→ PROBLEM DETAILS
Find the word "tháng" in the records below. List each line containing it.

→ RECORDS SHOWN

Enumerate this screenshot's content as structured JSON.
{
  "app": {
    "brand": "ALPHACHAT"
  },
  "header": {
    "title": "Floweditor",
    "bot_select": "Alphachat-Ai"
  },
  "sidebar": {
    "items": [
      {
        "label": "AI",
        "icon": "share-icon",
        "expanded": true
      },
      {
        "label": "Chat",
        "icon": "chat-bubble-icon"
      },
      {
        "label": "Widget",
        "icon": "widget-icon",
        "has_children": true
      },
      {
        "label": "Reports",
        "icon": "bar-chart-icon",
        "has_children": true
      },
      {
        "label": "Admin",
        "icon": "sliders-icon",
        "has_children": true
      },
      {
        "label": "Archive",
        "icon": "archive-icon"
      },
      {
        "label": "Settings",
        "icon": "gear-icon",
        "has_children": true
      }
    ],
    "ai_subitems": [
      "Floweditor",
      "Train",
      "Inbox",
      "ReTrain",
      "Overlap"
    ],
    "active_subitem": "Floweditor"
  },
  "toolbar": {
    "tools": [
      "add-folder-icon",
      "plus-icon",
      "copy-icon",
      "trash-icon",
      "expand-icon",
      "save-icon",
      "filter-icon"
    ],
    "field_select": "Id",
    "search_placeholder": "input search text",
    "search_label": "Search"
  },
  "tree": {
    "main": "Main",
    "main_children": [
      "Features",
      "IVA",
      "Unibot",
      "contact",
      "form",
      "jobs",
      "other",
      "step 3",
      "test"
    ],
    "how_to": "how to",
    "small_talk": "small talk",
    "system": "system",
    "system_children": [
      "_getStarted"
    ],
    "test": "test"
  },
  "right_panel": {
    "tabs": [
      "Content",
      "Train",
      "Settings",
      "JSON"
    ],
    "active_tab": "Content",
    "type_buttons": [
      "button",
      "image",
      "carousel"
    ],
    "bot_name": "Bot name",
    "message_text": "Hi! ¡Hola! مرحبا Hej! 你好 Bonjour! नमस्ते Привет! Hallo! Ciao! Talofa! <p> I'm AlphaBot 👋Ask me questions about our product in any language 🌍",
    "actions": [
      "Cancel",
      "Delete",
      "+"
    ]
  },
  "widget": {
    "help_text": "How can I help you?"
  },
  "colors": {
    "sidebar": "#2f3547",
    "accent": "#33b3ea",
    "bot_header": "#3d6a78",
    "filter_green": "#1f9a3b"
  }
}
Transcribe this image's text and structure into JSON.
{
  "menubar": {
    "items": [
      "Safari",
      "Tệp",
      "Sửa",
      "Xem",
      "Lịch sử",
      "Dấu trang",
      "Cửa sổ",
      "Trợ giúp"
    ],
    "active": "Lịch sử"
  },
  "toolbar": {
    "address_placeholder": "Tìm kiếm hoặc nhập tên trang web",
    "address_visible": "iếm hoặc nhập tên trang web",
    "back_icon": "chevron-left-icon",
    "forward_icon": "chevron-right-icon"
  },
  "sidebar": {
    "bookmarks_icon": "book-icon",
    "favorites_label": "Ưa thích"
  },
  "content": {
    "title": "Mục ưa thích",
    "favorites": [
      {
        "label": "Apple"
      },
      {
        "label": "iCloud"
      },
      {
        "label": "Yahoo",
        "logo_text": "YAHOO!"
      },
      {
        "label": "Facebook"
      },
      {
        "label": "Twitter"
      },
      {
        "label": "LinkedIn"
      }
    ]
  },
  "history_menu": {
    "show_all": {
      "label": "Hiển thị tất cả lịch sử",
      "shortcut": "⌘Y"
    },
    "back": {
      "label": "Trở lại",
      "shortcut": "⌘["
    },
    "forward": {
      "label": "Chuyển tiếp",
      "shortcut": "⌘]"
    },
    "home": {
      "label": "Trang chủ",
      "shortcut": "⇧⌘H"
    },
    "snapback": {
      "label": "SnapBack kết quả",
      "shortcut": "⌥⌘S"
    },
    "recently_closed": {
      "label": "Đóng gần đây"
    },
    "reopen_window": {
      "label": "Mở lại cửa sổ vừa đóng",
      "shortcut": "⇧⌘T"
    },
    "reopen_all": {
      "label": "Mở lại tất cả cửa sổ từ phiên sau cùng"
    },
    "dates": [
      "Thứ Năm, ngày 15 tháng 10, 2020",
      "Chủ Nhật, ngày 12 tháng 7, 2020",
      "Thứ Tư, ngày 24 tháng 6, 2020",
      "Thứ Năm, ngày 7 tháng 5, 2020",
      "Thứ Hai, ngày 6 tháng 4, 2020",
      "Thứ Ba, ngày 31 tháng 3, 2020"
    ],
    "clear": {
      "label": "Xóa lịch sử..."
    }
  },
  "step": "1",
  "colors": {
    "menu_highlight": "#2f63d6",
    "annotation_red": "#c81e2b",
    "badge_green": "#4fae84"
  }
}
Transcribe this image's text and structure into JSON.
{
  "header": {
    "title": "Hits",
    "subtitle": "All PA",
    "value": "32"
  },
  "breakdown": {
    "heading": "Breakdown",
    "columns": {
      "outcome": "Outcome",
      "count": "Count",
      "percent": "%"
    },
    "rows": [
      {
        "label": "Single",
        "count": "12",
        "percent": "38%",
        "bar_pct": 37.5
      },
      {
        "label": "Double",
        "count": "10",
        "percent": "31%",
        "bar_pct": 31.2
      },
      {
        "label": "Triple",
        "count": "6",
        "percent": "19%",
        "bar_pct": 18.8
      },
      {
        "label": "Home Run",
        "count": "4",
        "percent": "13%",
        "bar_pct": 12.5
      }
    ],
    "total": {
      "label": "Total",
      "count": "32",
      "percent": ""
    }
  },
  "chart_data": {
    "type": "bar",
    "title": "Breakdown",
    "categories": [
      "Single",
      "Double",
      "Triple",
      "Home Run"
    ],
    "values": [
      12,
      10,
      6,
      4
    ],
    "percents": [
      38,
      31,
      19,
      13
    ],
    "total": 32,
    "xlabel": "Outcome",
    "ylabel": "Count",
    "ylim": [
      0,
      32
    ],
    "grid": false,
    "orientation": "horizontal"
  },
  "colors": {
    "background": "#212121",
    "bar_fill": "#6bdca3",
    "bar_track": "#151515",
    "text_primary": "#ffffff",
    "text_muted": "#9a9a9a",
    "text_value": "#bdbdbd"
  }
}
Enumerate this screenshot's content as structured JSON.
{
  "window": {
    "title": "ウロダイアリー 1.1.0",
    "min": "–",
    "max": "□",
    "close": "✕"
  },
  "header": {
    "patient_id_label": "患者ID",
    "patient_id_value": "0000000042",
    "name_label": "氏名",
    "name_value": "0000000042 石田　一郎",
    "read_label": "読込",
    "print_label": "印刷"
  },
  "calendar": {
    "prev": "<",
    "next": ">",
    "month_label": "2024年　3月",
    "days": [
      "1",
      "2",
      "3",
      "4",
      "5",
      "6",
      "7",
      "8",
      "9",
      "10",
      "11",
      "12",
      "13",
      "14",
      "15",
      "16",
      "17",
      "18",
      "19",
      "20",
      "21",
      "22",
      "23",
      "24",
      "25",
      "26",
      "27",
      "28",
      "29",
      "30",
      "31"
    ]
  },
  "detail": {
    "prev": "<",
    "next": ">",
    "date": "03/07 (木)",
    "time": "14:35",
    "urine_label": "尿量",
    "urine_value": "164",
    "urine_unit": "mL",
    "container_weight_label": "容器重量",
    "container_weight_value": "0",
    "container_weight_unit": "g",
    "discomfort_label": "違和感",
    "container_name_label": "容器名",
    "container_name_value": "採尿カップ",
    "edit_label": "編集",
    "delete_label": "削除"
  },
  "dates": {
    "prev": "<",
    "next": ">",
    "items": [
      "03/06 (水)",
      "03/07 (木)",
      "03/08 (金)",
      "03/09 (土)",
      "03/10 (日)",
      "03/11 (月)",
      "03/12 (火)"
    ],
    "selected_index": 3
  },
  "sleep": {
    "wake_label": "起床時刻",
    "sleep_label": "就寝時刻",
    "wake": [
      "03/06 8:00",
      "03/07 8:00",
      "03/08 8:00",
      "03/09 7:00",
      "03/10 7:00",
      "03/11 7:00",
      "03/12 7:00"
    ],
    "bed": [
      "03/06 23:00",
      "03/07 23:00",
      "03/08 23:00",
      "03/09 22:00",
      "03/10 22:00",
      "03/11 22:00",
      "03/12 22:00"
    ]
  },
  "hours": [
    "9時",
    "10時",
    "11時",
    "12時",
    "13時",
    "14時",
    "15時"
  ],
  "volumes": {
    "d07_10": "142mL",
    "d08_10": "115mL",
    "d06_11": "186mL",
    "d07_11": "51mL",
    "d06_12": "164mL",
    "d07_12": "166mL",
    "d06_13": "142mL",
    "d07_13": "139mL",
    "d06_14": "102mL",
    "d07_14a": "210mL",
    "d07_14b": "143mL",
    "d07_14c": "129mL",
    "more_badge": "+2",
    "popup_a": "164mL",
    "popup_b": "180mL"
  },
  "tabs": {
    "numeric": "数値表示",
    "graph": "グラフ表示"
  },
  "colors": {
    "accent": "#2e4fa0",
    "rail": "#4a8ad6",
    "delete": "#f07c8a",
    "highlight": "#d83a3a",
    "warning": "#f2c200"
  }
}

→ EXERCISE SOLUTION
      "Thứ Năm, ngày 15 tháng 10, 2020",
      "Chủ Nhật, ngày 12 tháng 7, 2020",
      "Thứ Tư, ngày 24 tháng 6, 2020",
      "Thứ Năm, ngày 7 tháng 5, 2020",
      "Thứ Hai, ngày 6 tháng 4, 2020",
      "Thứ Ba, ngày 31 tháng 3, 2020"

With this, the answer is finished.